### Written request
Copy, in full, each line of the material that holds the word "frac".
—————
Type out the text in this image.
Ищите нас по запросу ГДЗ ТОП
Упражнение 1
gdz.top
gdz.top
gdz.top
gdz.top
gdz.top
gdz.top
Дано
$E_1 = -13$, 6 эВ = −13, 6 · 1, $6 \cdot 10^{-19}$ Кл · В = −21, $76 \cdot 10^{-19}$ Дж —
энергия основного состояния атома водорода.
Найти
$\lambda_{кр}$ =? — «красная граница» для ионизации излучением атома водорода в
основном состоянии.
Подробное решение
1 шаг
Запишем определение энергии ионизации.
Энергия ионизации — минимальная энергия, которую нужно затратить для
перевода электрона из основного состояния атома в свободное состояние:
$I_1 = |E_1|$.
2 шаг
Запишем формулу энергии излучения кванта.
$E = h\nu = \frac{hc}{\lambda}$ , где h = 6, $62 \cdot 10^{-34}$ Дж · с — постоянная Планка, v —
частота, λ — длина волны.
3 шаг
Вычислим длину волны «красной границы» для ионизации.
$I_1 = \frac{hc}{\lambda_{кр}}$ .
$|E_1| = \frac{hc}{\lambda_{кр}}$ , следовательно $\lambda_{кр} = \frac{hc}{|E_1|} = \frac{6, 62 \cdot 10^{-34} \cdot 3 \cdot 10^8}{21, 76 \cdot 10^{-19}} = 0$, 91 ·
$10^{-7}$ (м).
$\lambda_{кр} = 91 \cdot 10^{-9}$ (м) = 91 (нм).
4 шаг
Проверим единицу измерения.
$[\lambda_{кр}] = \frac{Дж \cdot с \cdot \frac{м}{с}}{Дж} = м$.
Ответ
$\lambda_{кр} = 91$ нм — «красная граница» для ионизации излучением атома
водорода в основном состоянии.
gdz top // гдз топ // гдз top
—————
### Correct answer
$E = h\nu = \frac{hc}{\lambda}$ , где h = 6, $62 \cdot 10^{-34}$ Дж · с — постоянная Планка, v —
$I_1 = \frac{hc}{\lambda_{кр}}$ .
$|E_1| = \frac{hc}{\lambda_{кр}}$ , следовательно $\lambda_{кр} = \frac{hc}{|E_1|} = \frac{6, 62 \cdot 10^{-34} \cdot 3 \cdot 10^8}{21, 76 \cdot 10^{-19}} = 0$, 91 ·
$[\lambda_{кр}] = \frac{Дж \cdot с \cdot \frac{м}{с}}{Дж} = м$.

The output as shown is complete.